> Exercise goal:
Return, word for word, every line that follows.

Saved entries
****************

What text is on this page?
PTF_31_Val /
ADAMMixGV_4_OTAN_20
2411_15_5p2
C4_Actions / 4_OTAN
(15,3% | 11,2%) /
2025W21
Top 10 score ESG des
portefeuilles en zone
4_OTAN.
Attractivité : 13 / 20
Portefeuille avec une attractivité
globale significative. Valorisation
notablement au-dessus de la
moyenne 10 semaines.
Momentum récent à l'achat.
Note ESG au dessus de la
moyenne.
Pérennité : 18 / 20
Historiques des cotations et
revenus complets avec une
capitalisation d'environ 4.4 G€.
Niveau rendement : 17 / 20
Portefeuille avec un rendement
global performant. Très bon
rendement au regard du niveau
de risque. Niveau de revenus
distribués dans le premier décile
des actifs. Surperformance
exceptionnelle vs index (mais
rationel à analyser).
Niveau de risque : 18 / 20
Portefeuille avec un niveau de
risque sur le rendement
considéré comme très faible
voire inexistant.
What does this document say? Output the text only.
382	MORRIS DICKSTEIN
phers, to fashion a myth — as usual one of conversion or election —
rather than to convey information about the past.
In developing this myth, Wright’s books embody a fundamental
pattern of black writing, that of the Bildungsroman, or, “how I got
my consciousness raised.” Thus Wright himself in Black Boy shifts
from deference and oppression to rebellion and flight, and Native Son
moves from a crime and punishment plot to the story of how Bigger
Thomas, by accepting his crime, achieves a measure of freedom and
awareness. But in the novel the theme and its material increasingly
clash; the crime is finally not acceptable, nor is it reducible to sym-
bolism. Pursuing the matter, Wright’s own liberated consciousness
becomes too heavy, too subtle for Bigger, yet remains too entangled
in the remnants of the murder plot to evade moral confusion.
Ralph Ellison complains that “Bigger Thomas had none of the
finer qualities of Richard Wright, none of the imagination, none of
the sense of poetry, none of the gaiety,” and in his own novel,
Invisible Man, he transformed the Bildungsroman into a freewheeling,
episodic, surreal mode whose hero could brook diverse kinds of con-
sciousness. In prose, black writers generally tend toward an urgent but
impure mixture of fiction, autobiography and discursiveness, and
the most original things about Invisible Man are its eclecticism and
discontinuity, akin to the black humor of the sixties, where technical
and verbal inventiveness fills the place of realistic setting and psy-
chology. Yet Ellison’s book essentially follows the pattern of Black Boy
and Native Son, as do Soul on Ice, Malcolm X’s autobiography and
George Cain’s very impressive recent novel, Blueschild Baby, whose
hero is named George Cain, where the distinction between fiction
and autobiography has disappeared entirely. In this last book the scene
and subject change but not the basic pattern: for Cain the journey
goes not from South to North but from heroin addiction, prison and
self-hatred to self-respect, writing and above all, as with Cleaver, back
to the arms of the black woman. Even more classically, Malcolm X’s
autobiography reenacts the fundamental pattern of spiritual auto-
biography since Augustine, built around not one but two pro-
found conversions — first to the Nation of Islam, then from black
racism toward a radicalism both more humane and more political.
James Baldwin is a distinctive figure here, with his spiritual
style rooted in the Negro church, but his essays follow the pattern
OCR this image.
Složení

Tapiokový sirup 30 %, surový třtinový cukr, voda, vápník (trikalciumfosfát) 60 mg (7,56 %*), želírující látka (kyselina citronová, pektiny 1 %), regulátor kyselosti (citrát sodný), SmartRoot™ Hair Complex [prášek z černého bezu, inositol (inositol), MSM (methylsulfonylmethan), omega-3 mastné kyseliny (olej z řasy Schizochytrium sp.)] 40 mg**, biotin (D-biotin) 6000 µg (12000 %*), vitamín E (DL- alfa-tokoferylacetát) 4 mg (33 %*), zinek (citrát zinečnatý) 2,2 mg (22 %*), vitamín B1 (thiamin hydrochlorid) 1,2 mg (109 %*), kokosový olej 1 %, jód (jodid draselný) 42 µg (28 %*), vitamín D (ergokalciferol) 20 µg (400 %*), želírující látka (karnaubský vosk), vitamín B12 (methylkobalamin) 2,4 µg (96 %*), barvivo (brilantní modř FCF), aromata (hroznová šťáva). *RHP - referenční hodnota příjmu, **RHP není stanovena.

****************

> Solution for this exercise:
What text is on this page?
PTF_31_Val /
ADAMMixGV_4_OTAN_20
2411_15_5p2
C4_Actions / 4_OTAN
(15,3% | 11,2%) /
2025W21
Top 10 score ESG des
portefeuilles en zone
4_OTAN.
Attractivité : 13 / 20
Portefeuille avec une attractivité
globale significative. Valorisation
notablement au-dessus de la
moyenne 10 semaines.
Momentum récent à l'achat.
Note ESG au dessus de la
moyenne.
Pérennité : 18 / 20
Historiques des cotations et
revenus complets avec une
capitalisation d'environ 4.4 G€.
Niveau rendement : 17 / 20
Portefeuille avec un rendement
global performant. Très bon
rendement au regard du niveau
de risque. Niveau de revenus
distribués dans le premier décile
des actifs. Surperformance
exceptionnelle vs index (mais
rationel à analyser).
Niveau de risque : 18 / 20
Portefeuille avec un niveau de
risque sur le rendement
considéré comme très faible
voire inexistant.
What does this document say? Output the text only.
382	MORRIS DICKSTEIN
phers, to fashion a myth — as usual one of conversion or election —
rather than to convey information about the past.
In developing this myth, Wright’s books embody a fundamental
pattern of black writing, that of the Bildungsroman, or, “how I got
my consciousness raised.” Thus Wright himself in Black Boy shifts
from deference and oppression to rebellion and flight, and Native Son
moves from a crime and punishment plot to the story of how Bigger
Thomas, by accepting his crime, achieves a measure of freedom and
awareness. But in the novel the theme and its material increasingly
clash; the crime is finally not acceptable, nor is it reducible to sym-
bolism. Pursuing the matter, Wright’s own liberated consciousness
becomes too heavy, too subtle for Bigger, yet remains too entangled
in the remnants of the murder plot to evade moral confusion.
Ralph Ellison complains that “Bigger Thomas had none of the
finer qualities of Richard Wright, none of the imagination, none of
the sense of poetry, none of the gaiety,” and in his own novel,
Invisible Man, he transformed the Bildungsroman into a freewheeling,
episodic, surreal mode whose hero could brook diverse kinds of con-
sciousness. In prose, black writers generally tend toward an urgent but
impure mixture of fiction, autobiography and discursiveness, and
the most original things about Invisible Man are its eclecticism and
discontinuity, akin to the black humor of the sixties, where technical
and verbal inventiveness fills the place of realistic setting and psy-
chology. Yet Ellison’s book essentially follows the pattern of Black Boy
and Native Son, as do Soul on Ice, Malcolm X’s autobiography and
George Cain’s very impressive recent novel, Blueschild Baby, whose
hero is named George Cain, where the distinction between fiction
and autobiography has disappeared entirely. In this last book the scene
and subject change but not the basic pattern: for Cain the journey
goes not from South to North but from heroin addiction, prison and
self-hatred to self-respect, writing and above all, as with Cleaver, back
to the arms of the black woman. Even more classically, Malcolm X’s
autobiography reenacts the fundamental pattern of spiritual auto-
biography since Augustine, built around not one but two pro-
found conversions — first to the Nation of Islam, then from black
racism toward a radicalism both more humane and more political.
James Baldwin is a distinctive figure here, with his spiritual
style rooted in the Negro church, but his essays follow the pattern
OCR this image.
Složení

Tapiokový sirup 30 %, surový třtinový cukr, voda, vápník (trikalciumfosfát) 60 mg (7,56 %*), želírující látka (kyselina citronová, pektiny 1 %), regulátor kyselosti (citrát sodný), SmartRoot™ Hair Complex [prášek z černého bezu, inositol (inositol), MSM (methylsulfonylmethan), omega-3 mastné kyseliny (olej z řasy Schizochytrium sp.)] 40 mg**, biotin (D-biotin) 6000 µg (12000 %*), vitamín E (DL- alfa-tokoferylacetát) 4 mg (33 %*), zinek (citrát zinečnatý) 2,2 mg (22 %*), vitamín B1 (thiamin hydrochlorid) 1,2 mg (109 %*), kokosový olej 1 %, jód (jodid draselný) 42 µg (28 %*), vitamín D (ergokalciferol) 20 µg (400 %*), želírující látka (karnaubský vosk), vitamín B12 (methylkobalamin) 2,4 µg (96 %*), barvivo (brilantní modř FCF), aromata (hroznová šťáva). *RHP - referenční hodnota příjmu, **RHP není stanovena.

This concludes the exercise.